- **What the task asks**
Count the lines in the data below where the string "tissue" occurs, please, and give the number alone.

(Entries from a dataset)

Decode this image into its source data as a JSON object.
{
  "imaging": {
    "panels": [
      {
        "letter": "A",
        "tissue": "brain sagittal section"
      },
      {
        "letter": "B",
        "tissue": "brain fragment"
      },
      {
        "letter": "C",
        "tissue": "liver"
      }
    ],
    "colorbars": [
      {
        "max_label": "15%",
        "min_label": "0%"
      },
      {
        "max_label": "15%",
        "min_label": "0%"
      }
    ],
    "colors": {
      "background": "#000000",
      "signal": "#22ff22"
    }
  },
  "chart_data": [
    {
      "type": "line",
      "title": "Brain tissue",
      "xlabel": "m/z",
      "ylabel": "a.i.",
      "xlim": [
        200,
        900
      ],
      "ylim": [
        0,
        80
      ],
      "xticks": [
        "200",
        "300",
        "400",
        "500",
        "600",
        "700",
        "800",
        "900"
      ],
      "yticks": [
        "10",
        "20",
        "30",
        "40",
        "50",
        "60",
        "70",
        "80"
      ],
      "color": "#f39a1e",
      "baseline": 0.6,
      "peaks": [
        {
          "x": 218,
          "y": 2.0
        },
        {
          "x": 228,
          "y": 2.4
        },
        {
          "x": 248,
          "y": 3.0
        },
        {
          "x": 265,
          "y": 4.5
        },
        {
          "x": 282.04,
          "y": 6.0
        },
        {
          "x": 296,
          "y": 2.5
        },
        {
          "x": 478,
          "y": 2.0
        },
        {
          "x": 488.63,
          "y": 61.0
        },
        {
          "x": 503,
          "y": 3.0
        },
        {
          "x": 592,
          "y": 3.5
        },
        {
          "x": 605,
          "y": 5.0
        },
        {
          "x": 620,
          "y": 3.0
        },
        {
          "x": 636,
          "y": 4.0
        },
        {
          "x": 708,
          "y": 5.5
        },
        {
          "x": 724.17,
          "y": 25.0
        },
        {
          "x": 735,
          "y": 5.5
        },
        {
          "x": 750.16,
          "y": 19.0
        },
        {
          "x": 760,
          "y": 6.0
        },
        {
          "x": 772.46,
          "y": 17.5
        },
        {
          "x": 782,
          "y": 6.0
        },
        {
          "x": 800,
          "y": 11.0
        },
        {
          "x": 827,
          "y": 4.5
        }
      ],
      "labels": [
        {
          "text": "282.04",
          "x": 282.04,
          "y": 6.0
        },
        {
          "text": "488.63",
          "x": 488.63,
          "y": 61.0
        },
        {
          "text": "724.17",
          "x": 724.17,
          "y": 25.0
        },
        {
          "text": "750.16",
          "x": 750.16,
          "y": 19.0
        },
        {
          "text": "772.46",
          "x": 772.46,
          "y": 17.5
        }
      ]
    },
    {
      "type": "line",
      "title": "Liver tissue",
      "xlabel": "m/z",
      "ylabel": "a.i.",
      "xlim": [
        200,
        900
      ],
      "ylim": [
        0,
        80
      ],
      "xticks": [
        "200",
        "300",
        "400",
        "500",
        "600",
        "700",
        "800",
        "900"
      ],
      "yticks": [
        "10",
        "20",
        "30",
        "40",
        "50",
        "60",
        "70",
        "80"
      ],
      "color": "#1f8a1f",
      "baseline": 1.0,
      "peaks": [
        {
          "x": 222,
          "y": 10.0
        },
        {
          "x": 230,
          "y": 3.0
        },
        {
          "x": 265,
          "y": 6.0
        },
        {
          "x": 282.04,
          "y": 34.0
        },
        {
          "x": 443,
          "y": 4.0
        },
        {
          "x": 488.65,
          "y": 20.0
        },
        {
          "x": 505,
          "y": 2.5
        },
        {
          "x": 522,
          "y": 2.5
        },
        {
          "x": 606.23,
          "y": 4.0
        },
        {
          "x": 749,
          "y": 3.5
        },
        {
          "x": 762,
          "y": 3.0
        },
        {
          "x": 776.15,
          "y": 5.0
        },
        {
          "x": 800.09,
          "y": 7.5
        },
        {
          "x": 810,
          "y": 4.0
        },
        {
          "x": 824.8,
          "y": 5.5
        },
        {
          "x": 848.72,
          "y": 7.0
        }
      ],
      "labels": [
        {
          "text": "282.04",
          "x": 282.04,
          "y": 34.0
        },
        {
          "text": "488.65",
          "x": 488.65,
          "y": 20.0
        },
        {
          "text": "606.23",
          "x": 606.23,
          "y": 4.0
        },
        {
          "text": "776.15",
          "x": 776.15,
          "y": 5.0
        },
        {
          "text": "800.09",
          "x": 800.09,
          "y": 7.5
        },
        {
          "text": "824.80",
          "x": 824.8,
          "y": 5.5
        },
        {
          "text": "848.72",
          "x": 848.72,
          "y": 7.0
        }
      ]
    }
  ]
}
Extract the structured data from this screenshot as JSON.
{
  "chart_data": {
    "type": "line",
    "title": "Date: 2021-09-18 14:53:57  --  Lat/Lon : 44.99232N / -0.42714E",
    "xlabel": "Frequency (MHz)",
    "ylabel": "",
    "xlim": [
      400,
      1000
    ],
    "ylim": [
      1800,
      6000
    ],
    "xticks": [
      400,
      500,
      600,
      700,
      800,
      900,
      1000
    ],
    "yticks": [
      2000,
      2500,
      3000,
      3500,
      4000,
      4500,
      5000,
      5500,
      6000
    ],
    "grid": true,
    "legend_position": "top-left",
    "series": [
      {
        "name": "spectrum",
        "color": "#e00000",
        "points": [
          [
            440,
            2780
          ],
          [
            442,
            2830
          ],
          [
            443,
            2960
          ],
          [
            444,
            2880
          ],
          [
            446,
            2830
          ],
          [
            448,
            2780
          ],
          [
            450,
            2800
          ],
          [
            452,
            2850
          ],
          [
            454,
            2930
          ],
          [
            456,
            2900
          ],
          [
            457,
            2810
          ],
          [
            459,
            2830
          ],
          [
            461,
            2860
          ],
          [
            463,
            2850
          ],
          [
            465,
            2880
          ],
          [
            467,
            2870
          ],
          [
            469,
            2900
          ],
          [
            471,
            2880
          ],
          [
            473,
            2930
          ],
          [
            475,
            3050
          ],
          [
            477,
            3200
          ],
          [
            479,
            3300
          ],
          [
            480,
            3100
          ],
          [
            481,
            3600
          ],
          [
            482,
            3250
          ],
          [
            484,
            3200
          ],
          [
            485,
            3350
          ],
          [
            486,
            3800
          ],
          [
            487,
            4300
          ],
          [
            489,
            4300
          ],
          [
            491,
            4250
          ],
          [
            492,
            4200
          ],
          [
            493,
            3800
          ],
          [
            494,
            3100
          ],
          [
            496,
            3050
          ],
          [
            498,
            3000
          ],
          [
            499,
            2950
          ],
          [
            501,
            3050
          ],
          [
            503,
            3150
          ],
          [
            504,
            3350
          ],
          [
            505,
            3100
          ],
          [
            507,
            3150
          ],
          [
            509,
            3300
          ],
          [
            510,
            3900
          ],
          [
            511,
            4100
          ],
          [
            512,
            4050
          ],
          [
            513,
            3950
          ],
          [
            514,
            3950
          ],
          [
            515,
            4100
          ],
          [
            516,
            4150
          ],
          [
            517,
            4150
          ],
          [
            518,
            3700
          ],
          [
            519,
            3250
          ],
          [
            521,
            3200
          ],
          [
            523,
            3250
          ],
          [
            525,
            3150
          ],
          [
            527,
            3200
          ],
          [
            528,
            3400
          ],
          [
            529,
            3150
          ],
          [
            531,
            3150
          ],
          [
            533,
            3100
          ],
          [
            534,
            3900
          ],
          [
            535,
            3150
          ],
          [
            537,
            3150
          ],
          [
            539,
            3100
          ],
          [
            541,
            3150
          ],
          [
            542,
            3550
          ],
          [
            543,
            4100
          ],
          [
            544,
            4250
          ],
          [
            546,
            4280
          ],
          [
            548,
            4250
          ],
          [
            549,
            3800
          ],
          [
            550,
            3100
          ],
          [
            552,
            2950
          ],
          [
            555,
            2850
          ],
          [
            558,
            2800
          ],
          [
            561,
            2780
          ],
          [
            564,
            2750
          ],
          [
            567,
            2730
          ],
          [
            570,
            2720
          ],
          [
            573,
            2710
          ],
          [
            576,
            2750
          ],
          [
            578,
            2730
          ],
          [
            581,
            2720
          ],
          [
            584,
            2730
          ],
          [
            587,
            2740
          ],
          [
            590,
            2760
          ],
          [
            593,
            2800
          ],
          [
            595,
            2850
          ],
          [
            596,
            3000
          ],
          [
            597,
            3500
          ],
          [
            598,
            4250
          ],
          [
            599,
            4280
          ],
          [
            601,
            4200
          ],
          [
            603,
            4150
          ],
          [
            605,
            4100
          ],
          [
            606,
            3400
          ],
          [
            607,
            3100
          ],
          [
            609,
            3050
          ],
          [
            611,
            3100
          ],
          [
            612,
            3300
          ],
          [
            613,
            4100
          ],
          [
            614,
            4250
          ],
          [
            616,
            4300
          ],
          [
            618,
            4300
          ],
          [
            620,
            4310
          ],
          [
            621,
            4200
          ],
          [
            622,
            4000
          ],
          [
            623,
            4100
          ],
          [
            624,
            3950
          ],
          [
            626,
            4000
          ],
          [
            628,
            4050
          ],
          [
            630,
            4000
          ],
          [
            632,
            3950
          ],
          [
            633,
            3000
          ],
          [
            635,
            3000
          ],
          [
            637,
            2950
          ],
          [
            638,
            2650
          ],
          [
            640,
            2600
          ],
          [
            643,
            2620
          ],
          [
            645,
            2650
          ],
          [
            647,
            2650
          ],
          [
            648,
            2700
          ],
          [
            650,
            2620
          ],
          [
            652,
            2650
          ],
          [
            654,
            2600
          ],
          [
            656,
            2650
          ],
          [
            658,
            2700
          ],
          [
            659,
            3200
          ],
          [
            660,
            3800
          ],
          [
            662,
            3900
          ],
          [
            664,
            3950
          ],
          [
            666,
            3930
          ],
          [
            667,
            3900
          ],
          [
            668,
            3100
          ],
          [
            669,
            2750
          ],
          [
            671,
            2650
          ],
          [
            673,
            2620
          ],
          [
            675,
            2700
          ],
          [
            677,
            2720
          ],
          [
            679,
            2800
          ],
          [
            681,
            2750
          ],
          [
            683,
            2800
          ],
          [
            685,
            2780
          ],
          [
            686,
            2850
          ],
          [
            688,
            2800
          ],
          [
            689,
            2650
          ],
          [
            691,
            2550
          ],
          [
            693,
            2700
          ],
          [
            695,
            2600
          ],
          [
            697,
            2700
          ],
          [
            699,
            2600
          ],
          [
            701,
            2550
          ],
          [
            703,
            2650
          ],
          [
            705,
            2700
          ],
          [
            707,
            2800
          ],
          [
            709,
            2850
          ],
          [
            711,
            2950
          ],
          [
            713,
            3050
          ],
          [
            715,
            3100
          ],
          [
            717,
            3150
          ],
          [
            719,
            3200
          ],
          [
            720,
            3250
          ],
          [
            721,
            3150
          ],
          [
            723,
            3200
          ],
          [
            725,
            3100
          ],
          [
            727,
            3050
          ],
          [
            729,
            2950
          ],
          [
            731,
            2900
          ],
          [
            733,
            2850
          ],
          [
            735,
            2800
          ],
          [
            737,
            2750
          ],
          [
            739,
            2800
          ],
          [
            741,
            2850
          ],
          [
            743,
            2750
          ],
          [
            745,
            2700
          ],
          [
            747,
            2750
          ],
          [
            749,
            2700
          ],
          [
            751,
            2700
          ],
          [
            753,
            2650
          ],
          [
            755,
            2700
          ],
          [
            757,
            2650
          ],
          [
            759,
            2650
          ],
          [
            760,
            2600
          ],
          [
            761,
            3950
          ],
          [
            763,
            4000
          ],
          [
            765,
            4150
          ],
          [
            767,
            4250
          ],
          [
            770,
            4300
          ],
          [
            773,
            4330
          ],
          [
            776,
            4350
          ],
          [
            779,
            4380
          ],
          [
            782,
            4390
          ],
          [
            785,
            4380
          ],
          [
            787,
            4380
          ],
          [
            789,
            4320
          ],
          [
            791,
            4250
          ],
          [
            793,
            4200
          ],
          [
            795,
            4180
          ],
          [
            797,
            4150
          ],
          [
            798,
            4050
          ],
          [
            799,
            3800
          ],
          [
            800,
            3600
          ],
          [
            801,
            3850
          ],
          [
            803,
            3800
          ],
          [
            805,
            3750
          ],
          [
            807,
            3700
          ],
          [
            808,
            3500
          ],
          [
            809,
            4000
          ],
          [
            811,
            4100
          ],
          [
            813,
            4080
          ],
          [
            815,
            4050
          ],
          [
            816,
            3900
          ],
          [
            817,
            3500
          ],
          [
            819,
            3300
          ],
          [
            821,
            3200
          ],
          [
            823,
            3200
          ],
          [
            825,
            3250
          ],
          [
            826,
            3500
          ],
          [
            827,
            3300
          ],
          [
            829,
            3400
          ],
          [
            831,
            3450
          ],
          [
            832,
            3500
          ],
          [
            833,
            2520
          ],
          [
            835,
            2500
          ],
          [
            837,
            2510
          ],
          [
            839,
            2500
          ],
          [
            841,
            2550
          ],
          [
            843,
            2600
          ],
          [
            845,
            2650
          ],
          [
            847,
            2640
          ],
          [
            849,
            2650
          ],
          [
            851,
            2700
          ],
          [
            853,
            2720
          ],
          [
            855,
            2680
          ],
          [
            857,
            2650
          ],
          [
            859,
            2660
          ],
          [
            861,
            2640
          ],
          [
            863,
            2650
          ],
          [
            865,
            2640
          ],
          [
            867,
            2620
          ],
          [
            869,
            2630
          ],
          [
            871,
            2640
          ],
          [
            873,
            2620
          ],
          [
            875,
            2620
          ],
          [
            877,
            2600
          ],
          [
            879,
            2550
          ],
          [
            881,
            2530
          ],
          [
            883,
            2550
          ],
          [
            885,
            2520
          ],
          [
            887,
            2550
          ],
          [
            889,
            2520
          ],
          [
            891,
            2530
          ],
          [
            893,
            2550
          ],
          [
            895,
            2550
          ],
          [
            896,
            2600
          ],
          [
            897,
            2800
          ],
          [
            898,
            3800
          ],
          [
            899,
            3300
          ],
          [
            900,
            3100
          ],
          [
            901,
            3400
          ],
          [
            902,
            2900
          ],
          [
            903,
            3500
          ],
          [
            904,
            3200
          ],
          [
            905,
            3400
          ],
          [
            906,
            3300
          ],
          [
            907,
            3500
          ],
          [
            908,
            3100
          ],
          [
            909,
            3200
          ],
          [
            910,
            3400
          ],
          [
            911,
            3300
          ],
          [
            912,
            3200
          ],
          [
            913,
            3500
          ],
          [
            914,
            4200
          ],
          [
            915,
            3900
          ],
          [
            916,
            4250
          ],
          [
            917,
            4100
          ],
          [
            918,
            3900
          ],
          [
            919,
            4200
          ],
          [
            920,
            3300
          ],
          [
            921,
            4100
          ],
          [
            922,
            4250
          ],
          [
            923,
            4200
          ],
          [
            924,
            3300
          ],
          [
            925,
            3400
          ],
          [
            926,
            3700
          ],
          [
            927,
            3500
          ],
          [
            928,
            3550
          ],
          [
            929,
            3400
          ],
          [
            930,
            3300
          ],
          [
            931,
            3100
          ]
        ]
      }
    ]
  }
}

- **Answer for the task**
5